--- Start ---

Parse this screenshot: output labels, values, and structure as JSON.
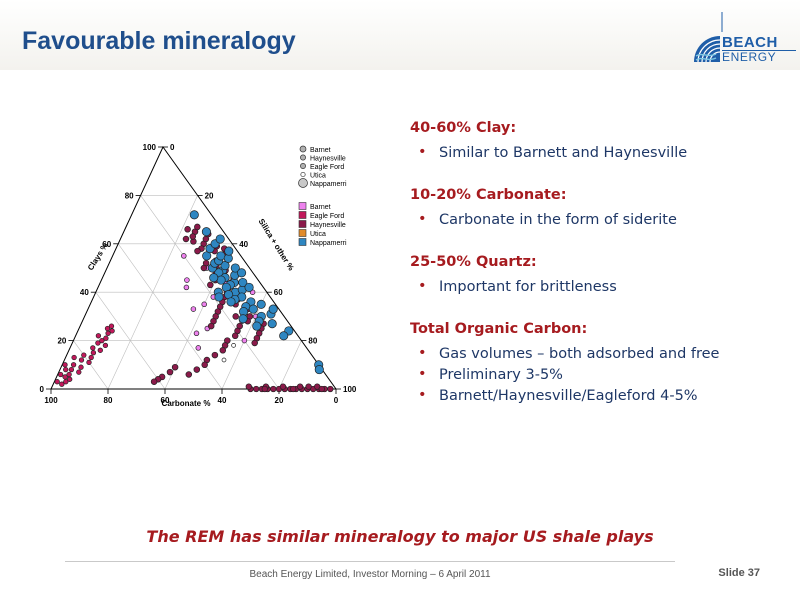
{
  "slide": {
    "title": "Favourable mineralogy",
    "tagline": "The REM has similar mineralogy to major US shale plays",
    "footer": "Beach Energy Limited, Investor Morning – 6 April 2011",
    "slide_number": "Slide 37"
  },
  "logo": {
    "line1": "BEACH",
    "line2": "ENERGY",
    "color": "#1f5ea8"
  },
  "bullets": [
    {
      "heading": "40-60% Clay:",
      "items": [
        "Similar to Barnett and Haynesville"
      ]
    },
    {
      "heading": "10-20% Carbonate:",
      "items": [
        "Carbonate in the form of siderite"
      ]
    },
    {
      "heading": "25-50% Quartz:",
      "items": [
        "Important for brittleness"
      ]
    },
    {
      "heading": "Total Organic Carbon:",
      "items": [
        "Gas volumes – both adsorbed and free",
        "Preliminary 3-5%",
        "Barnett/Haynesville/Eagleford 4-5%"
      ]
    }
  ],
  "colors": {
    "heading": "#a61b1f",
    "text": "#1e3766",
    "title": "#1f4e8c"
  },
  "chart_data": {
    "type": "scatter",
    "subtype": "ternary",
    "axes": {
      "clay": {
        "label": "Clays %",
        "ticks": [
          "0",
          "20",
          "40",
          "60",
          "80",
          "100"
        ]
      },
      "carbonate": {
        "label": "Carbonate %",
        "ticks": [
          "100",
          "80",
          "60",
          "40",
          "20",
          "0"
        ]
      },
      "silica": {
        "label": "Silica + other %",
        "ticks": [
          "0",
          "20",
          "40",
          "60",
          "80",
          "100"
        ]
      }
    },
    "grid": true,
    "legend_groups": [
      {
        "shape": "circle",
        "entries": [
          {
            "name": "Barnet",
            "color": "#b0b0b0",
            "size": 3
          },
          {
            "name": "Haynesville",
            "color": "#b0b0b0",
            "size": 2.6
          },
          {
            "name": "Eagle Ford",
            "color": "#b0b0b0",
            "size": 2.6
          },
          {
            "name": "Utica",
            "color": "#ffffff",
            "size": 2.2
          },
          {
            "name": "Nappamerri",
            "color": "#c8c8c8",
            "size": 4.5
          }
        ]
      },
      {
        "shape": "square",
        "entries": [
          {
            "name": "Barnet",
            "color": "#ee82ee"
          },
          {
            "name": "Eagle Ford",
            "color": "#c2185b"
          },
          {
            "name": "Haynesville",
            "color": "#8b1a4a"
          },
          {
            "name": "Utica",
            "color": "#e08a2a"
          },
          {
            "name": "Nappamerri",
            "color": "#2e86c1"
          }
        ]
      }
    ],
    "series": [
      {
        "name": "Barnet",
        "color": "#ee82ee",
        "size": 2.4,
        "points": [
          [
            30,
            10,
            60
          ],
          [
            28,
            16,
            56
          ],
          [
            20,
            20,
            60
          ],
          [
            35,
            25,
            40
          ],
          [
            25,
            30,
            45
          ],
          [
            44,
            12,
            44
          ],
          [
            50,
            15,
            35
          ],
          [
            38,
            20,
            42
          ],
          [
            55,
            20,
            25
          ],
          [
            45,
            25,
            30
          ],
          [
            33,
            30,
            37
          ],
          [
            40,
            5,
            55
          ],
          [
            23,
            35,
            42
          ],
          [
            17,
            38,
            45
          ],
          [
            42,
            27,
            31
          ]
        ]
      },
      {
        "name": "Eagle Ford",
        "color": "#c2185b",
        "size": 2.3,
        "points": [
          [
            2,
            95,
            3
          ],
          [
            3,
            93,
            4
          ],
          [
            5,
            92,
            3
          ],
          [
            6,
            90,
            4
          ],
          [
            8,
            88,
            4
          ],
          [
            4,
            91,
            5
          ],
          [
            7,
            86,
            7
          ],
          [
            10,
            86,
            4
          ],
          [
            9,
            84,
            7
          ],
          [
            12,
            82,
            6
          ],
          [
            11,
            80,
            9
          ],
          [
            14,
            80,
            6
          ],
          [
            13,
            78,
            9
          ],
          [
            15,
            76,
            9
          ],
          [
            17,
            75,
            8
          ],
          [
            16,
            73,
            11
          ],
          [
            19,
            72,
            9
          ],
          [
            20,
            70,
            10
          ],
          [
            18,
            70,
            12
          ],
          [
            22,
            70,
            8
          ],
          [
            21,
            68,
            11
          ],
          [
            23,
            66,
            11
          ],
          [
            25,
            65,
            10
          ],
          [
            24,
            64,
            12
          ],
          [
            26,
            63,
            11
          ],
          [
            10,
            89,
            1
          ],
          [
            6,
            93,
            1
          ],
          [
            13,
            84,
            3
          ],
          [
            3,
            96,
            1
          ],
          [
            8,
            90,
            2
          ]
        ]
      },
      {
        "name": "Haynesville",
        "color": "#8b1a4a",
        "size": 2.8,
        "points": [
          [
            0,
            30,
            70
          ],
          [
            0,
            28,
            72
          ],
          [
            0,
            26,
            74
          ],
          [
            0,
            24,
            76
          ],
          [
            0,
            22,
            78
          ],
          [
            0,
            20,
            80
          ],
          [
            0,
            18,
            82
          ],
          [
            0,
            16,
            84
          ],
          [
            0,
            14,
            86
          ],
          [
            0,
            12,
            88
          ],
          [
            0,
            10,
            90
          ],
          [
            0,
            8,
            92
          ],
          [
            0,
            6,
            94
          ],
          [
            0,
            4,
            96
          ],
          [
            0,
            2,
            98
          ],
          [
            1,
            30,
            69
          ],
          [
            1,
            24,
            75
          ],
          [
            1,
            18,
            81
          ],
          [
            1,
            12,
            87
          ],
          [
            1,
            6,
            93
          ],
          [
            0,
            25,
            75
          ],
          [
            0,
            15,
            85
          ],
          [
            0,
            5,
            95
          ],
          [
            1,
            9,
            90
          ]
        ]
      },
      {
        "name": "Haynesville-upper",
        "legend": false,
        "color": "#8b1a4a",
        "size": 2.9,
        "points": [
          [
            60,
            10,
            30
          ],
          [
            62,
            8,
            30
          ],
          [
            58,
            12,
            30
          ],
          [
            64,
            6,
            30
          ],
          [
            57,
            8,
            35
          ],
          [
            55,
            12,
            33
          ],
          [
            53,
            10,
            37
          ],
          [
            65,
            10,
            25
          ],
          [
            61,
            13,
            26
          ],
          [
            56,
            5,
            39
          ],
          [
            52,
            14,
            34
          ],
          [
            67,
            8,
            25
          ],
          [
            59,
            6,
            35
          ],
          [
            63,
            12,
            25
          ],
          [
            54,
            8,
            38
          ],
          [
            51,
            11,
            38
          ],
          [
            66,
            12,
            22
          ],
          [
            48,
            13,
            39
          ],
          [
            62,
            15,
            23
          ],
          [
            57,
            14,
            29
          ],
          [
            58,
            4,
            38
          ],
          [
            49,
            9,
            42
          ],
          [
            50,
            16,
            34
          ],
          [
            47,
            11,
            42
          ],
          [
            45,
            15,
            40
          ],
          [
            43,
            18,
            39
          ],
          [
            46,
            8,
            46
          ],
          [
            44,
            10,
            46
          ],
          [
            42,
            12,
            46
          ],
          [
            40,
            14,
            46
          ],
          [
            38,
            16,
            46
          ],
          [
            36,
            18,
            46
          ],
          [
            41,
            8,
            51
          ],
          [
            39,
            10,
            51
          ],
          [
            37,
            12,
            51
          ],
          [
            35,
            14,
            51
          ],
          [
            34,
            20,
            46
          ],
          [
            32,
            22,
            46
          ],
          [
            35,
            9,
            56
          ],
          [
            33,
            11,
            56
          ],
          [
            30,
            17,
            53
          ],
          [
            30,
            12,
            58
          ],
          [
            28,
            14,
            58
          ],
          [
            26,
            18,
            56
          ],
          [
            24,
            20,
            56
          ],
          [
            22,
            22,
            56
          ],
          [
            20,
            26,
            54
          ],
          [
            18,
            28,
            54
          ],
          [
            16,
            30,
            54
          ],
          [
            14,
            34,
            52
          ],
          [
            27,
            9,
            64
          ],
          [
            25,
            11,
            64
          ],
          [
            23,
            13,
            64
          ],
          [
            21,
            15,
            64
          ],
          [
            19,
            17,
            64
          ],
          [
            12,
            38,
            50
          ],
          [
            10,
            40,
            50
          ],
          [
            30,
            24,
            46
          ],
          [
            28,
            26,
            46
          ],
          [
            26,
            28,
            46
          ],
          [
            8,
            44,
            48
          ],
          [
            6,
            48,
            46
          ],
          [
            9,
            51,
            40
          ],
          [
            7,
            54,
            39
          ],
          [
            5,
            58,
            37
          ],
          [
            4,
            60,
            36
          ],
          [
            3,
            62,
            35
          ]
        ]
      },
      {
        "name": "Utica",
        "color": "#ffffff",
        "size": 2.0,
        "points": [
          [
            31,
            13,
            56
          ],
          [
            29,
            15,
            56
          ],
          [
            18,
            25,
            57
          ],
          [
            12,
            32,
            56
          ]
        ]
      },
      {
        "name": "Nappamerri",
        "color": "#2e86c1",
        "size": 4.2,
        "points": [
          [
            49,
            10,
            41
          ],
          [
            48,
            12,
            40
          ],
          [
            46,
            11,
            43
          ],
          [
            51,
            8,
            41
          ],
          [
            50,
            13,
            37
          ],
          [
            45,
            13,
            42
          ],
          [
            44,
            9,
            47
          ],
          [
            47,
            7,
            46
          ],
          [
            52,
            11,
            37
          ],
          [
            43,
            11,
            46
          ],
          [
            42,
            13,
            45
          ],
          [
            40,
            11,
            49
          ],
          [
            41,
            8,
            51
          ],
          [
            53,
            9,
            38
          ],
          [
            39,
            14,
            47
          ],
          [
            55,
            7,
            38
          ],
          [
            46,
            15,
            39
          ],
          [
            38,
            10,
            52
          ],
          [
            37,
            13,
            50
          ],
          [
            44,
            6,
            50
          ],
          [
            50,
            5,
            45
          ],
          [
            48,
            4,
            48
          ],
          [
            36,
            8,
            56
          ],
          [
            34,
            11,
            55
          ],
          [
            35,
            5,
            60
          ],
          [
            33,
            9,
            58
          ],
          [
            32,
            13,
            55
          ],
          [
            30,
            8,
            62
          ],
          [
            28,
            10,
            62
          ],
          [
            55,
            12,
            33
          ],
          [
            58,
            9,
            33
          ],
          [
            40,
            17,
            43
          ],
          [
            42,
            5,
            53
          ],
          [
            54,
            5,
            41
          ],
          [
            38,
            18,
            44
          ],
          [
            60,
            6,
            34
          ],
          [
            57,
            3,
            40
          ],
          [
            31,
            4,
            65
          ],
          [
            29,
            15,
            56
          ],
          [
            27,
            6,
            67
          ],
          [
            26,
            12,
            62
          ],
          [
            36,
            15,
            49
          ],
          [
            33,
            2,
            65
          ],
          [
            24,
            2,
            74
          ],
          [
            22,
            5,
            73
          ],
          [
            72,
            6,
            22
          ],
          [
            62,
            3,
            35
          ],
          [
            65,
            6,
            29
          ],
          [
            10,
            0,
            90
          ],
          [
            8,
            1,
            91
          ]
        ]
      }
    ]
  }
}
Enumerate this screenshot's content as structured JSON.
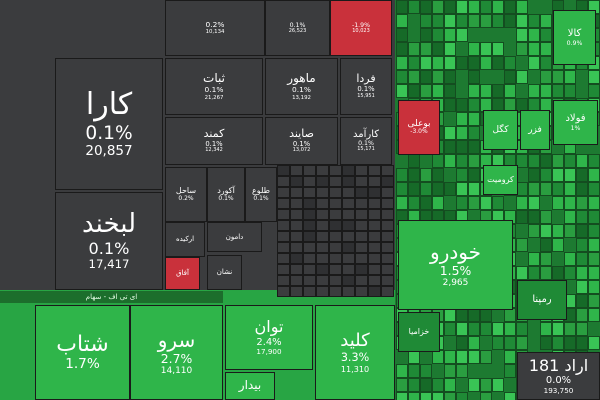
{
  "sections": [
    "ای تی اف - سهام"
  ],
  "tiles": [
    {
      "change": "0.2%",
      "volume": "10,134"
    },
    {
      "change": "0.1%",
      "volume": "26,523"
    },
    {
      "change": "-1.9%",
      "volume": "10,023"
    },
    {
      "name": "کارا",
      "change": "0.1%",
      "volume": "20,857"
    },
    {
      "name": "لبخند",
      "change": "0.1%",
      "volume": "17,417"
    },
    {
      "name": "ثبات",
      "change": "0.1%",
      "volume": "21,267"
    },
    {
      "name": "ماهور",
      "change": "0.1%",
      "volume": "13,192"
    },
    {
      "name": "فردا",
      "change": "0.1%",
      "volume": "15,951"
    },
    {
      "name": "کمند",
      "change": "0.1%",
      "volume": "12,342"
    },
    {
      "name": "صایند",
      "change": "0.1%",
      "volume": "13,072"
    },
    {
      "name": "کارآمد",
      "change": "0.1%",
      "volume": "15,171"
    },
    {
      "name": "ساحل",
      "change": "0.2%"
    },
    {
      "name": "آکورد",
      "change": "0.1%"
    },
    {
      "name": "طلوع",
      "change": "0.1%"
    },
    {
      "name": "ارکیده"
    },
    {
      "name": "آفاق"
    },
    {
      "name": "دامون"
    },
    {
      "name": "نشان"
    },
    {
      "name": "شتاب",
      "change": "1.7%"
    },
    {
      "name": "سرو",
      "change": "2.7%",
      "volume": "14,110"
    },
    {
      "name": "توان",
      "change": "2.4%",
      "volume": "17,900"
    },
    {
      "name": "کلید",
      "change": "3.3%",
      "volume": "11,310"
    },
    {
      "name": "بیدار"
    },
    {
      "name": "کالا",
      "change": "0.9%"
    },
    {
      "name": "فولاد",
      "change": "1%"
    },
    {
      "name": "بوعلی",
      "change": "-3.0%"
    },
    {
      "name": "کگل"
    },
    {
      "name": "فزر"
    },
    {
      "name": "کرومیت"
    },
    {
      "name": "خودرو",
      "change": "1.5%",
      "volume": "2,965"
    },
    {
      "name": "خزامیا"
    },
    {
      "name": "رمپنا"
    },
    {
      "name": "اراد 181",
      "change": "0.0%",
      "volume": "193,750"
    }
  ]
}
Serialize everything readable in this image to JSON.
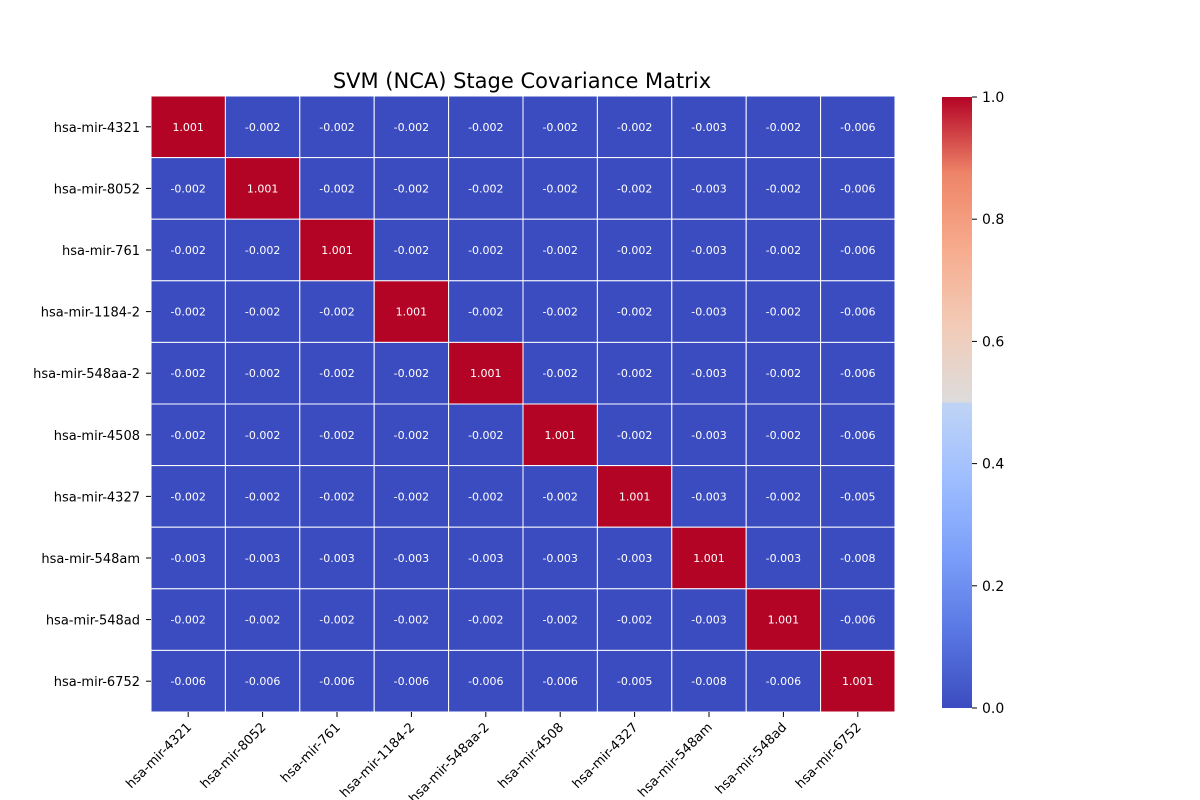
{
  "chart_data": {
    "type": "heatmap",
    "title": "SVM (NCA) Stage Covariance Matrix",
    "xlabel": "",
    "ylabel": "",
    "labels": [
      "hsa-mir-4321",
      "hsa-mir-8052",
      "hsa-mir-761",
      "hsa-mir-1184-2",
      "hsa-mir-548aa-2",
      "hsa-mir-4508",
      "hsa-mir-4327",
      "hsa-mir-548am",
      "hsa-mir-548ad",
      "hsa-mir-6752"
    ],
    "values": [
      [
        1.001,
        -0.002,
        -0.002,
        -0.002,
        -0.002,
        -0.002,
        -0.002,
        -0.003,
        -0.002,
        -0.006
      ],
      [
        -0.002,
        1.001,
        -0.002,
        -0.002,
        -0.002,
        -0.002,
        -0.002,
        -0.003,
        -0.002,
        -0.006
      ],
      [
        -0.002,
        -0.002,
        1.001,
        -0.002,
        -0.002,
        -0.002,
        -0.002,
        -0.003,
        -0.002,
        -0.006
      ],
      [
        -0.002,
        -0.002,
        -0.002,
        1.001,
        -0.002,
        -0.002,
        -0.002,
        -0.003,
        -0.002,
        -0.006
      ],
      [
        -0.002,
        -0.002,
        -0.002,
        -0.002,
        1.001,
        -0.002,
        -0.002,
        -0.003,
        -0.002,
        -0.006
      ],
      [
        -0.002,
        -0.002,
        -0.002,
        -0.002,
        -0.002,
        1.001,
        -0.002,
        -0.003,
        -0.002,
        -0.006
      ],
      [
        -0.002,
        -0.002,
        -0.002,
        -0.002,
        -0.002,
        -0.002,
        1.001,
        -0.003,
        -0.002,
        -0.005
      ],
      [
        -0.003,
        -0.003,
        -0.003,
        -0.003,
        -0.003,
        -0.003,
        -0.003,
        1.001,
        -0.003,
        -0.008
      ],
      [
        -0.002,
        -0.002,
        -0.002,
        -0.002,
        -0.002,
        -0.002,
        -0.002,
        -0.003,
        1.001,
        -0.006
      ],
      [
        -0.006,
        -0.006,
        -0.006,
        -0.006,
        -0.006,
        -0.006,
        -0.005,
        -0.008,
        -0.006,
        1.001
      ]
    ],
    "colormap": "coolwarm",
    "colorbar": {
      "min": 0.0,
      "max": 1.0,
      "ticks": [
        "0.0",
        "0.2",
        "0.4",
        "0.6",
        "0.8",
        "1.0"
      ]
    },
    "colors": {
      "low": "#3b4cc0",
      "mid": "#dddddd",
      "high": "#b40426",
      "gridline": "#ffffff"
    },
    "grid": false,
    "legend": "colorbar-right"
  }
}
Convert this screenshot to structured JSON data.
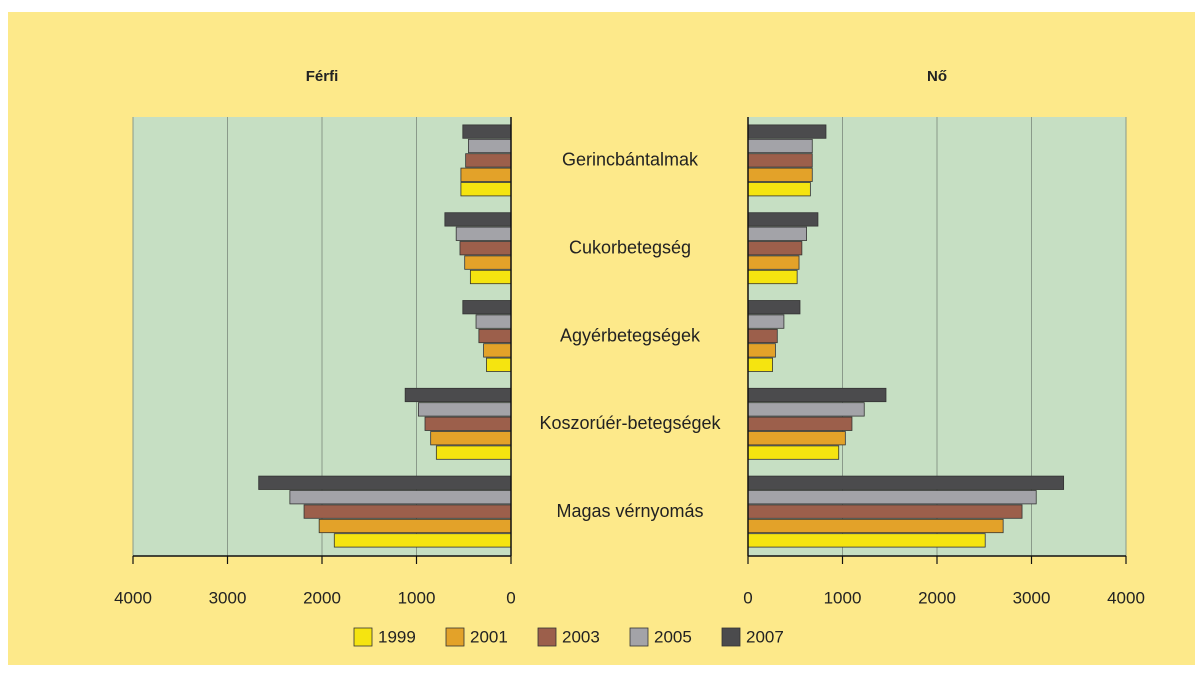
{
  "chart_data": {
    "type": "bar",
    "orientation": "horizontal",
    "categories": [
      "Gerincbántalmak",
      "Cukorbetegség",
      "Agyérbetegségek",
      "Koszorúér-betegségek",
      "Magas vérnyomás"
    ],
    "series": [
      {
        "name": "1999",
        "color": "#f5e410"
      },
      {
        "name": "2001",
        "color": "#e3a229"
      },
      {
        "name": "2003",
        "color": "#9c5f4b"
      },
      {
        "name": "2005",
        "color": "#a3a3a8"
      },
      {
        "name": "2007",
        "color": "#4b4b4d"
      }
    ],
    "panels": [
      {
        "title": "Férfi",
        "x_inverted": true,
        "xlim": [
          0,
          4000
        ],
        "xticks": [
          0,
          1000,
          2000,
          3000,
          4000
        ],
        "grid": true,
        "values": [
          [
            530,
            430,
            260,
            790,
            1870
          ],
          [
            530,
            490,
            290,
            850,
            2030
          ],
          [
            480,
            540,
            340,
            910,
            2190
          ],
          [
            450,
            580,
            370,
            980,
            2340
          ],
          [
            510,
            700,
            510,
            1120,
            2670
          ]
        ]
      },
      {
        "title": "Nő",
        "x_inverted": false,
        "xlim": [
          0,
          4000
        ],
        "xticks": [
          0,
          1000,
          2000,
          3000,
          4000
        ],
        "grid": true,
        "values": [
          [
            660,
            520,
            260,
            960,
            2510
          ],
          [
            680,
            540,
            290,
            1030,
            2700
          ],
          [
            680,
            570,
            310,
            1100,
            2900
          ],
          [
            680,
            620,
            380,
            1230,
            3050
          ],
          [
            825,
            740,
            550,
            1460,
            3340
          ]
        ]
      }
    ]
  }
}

--- End ---

**Exercise**
Return every line from the records above that holds the word "values".

**Exercise output**
Parse this screenshot: output labels, values, and structure as JSON.
    "values": [
        "values": [
        "values": [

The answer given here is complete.